**WORK TO COMPLETE:** Convert the lines from the one containing "partial-well-image (1040, 789, 1066, 884)" through the one containing "more-indicator: ... (315, 97, 329, 112)" into a Markdown table with columns "Row" and "Line", numbering each line and skipping any blank ones.
● ● ● ● ●
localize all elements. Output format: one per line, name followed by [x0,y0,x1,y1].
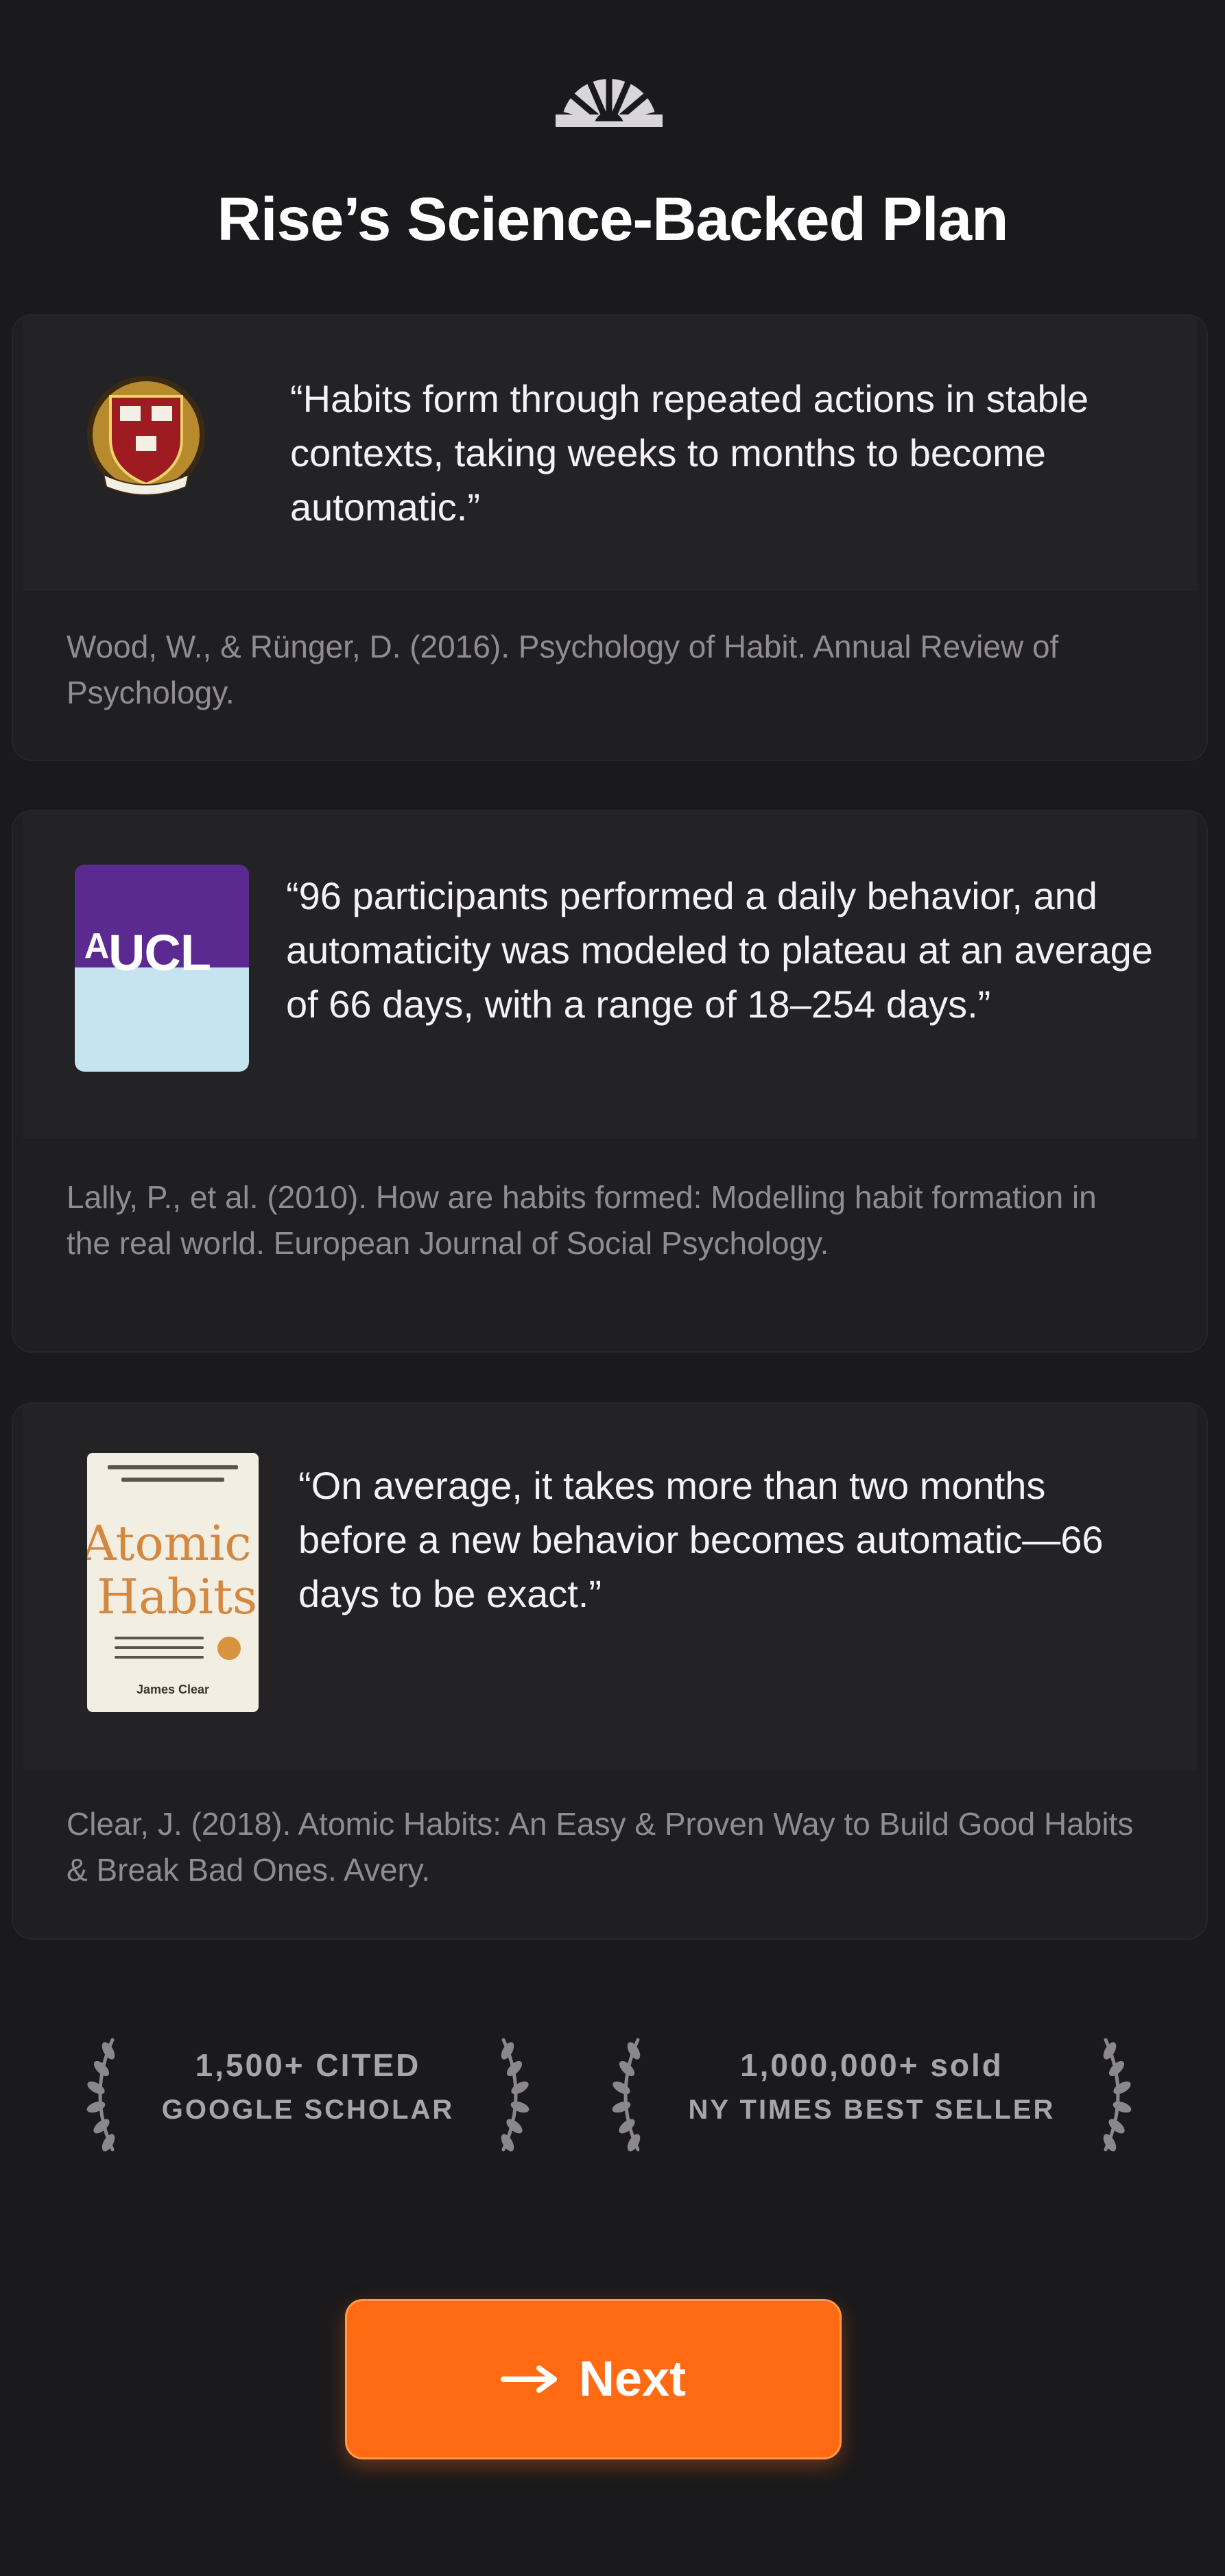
award-google-scholar: 1,500+ CITED GOOGLE SCHOLAR [81,2026,535,2163]
quote-text: “96 participants performed a daily behav… [286,874,1153,1026]
award-line2: GOOGLE SCHOLAR [161,2095,455,2125]
book-title-line2: Habits [97,1569,258,1625]
book-seal [217,1637,241,1660]
award-line1: 1,500+ CITED [195,2047,421,2083]
quote-text: “On average, it takes more than two mont… [298,1464,1104,1615]
award-ny-times: 1,000,000+ sold NY TIMES BEST SELLER [606,2026,1137,2163]
citation-text: Clear, J. (2018). Atomic Habits: An Easy… [67,1806,1134,1888]
book-title-line1: Atomic [87,1515,252,1572]
book-subtitle [115,1656,204,1659]
quote-text: “Habits form through repeated actions in… [290,377,1089,529]
citation-text: Lally, P., et al. (2010). How are habits… [67,1179,1097,1261]
research-card-harvard: “Habits form through repeated actions in… [12,314,1208,761]
arrow-right-icon [500,2366,557,2393]
research-card-atomic-habits: Atomic Habits James Clear “On average, i… [12,1402,1208,1940]
ucl-logo-text: ᴬUCL [84,924,211,981]
book-subtitle [115,1637,204,1639]
book-tagline [108,1465,238,1469]
next-button-label: Next [578,2352,687,2407]
book-author: James Clear [136,1683,210,1696]
atomic-habits-book-cover: Atomic Habits James Clear [87,1453,259,1712]
laurel-right-icon [501,2038,530,2152]
sunrise-icon [556,65,663,127]
research-card-ucl: ᴬUCL “96 participants performed a daily … [12,810,1208,1353]
award-line1: 1,000,000+ sold [740,2047,1003,2083]
laurel-right-icon [1103,2038,1132,2152]
book-tagline [121,1478,224,1482]
citation-text: Wood, W., & Rünger, D. (2016). Psycholog… [67,629,1059,710]
ucl-logo: ᴬUCL [75,865,249,1072]
ucl-logo-bottom [75,967,249,1072]
next-button[interactable]: Next [345,2299,842,2459]
award-line2: NY TIMES BEST SELLER [688,2095,1056,2125]
harvard-shield-logo [87,376,205,496]
page-title: Rise’s Science-Backed Plan [217,184,1008,253]
book-subtitle [115,1646,204,1649]
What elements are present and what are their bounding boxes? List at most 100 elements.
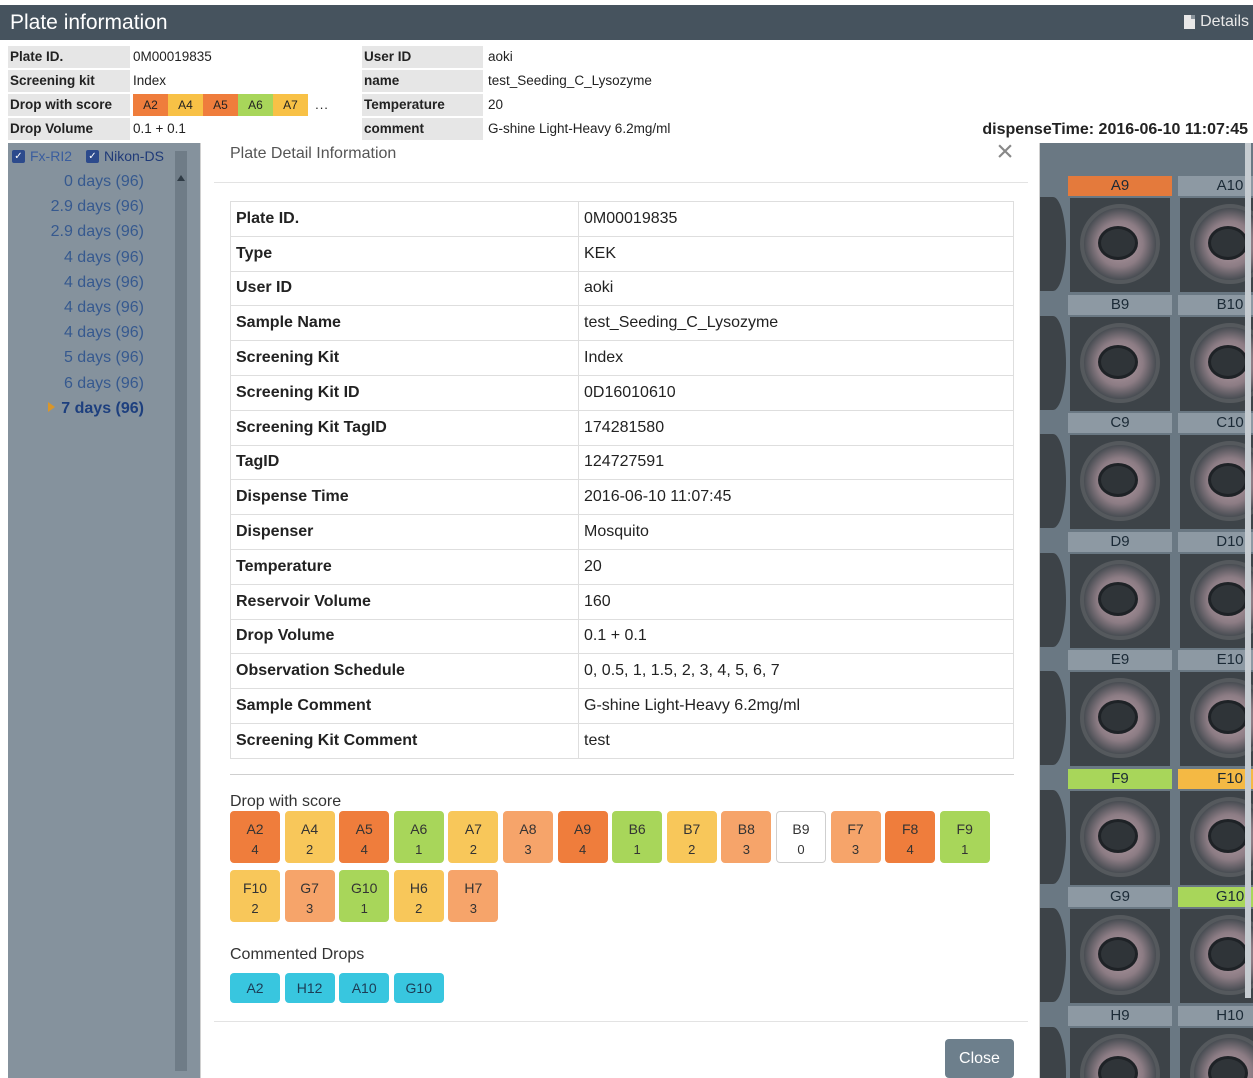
partial-well-image (1040, 789, 1066, 884)
plate-well[interactable]: E10 (1178, 650, 1253, 766)
drop-score-chip[interactable]: A6 1 (393, 811, 444, 863)
drop-score-chip[interactable]: F8 4 (885, 811, 936, 863)
more-indicator: ... (315, 97, 329, 112)
plate-well[interactable]: B9 (1068, 294, 1172, 411)
plate-well[interactable]: F9 (1068, 768, 1172, 885)
day-item[interactable]: 4 days (96) (8, 324, 148, 349)
info-label-comment: comment (362, 118, 483, 140)
well-label: E9 (1068, 650, 1172, 670)
sidebar-scrollbar[interactable] (175, 151, 187, 1071)
divider (214, 182, 1028, 183)
commented-drop-chip[interactable]: G10 (393, 973, 444, 1003)
drop-score-chip[interactable]: B7 2 (666, 811, 717, 863)
drop-score-chip[interactable]: A7 2 (448, 811, 499, 863)
drop-score-chip[interactable]: H7 3 (448, 870, 499, 922)
drop-score-chip[interactable]: F9 1 (939, 811, 990, 863)
drop-score-chip[interactable]: H6 2 (393, 870, 444, 922)
drop-score-chip[interactable]: F10 2 (230, 870, 280, 922)
drop-score-chip[interactable]: B9 0 (775, 811, 826, 863)
well-image (1180, 198, 1253, 292)
day-item[interactable]: 2.9 days (96) (8, 198, 148, 223)
plate-well[interactable]: B10 (1178, 294, 1253, 411)
plate-well[interactable]: D9 (1068, 531, 1172, 648)
plate-well[interactable]: D10 (1178, 531, 1253, 648)
day-item[interactable]: 2.9 days (96) (8, 223, 148, 248)
drop-score-chip[interactable]: A2 4 (230, 811, 280, 863)
crystal-drop (1098, 463, 1138, 497)
well-image (1180, 316, 1253, 411)
drop-score-chip[interactable]: G7 3 (284, 870, 335, 922)
drop-score-chip[interactable]: A5 4 (339, 811, 390, 863)
plate-well[interactable]: H9 (1068, 1005, 1172, 1078)
detail-key: Drop Volume (230, 618, 579, 655)
mini-chip[interactable]: A4 (168, 94, 203, 116)
well-label: E10 (1178, 650, 1253, 670)
detail-key: Screening Kit Comment (230, 722, 579, 759)
info-label-temperature: Temperature (362, 94, 483, 116)
plate-well[interactable]: F10 (1178, 768, 1253, 885)
plate-well[interactable]: H10 (1178, 1005, 1253, 1078)
day-item[interactable]: 6 days (96) (8, 375, 148, 400)
plate-well[interactable]: E9 (1068, 650, 1172, 766)
drop-score-chip[interactable]: B6 1 (612, 811, 663, 863)
commented-drops-title: Commented Drops (230, 946, 365, 963)
camera-filters: ✓ Fx-RI2 ✓ Nikon-DS (12, 148, 164, 164)
drop-score-chip[interactable]: F7 3 (830, 811, 881, 863)
drop-score: 1 (633, 842, 641, 857)
detail-key: Screening Kit ID (230, 374, 579, 411)
drop-score: 2 (305, 842, 314, 857)
commented-drop-chip[interactable]: A2 (230, 973, 280, 1003)
detail-row: Screening Kit Comment test (230, 722, 1014, 759)
drop-score-chip[interactable]: G10 1 (339, 870, 390, 922)
plate-well[interactable]: G9 (1068, 887, 1172, 1003)
info-label-screening-kit: Screening kit (8, 70, 130, 92)
plate-well[interactable]: C9 (1068, 413, 1172, 529)
plate-grid: A9 A10 B9 B10 C9 C10 D9 D10 E9 E10 F9 F10 G9 G10 H9 H10 (1040, 143, 1253, 1078)
detail-row: TagID 124727591 (230, 444, 1014, 481)
commented-drop-chip[interactable]: A10 (339, 973, 390, 1003)
plate-well[interactable]: A10 (1178, 176, 1253, 292)
camera-filter-fx-ri2[interactable]: ✓ Fx-RI2 (12, 148, 72, 164)
crystal-drop (1098, 226, 1138, 260)
drop-score-chip[interactable]: A4 2 (284, 811, 335, 863)
drop-score-chip[interactable]: B8 3 (721, 811, 772, 863)
camera-filter-nikon-ds[interactable]: ✓ Nikon-DS (86, 148, 164, 164)
detail-row: Type KEK (230, 235, 1014, 272)
day-item[interactable]: 4 days (96) (8, 274, 148, 299)
mini-chip[interactable]: A2 (133, 94, 168, 116)
crystal-drop (1098, 818, 1138, 853)
day-item[interactable]: 5 days (96) (8, 349, 148, 374)
day-item-selected[interactable]: 7 days (96) (8, 400, 148, 425)
detail-key: Sample Comment (230, 688, 579, 724)
day-item[interactable]: 0 days (96) (8, 173, 148, 198)
plate-well[interactable]: C10 (1178, 413, 1253, 529)
drop-with-score-title: Drop with score (230, 793, 342, 810)
details-button[interactable]: Details (1184, 13, 1249, 31)
well-image (1070, 198, 1170, 292)
drop-score-chip[interactable]: A9 4 (557, 811, 608, 863)
crystal-drop (1208, 226, 1248, 260)
commented-drop-chip[interactable]: H12 (284, 973, 335, 1003)
drop-score-chip[interactable]: A8 3 (502, 811, 553, 863)
drop-well: B8 (737, 821, 755, 837)
close-button[interactable]: Close (945, 1039, 1014, 1078)
mini-chip[interactable]: A7 (273, 94, 308, 116)
crystal-drop (1098, 700, 1138, 734)
detail-key: Reservoir Volume (230, 583, 579, 620)
partial-well-image (1040, 315, 1066, 410)
plate-well[interactable]: A9 (1068, 176, 1172, 292)
well-label: C10 (1178, 413, 1253, 433)
day-item[interactable]: 4 days (96) (8, 299, 148, 324)
mini-chip[interactable]: A6 (238, 94, 273, 116)
well-label: G10 (1178, 887, 1253, 907)
plate-scrollbar[interactable] (1245, 143, 1251, 998)
close-icon[interactable]: × (993, 137, 1017, 167)
dispense-time: dispenseTime: 2016-06-10 11:07:45 (982, 121, 1248, 138)
mini-chip[interactable]: A5 (203, 94, 238, 116)
plate-column-strip (1040, 175, 1066, 1078)
detail-value: 2016-06-10 11:07:45 (578, 479, 1014, 516)
well-label: G9 (1068, 887, 1172, 907)
crystal-drop (1208, 818, 1248, 853)
day-item[interactable]: 4 days (96) (8, 249, 148, 274)
plate-well[interactable]: G10 (1178, 887, 1253, 1003)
● ● ● ● ●
**SOLUTION TO THIS PROBLEM:**
| Row | Line |
|---|---|
| 1 | partial-well-image (1040, 789, 1066, 884) |
| 2 | plate-well[interactable]: E10 (1178, 650, 1253, 766) |
| 3 | drop-score-chip[interactable]: A6 1 (393, 811, 444, 863) |
| 4 | drop-score-chip[interactable]: F8 4 (885, 811, 936, 863) |
| 5 | more-indicator: ... (315, 97, 329, 112) |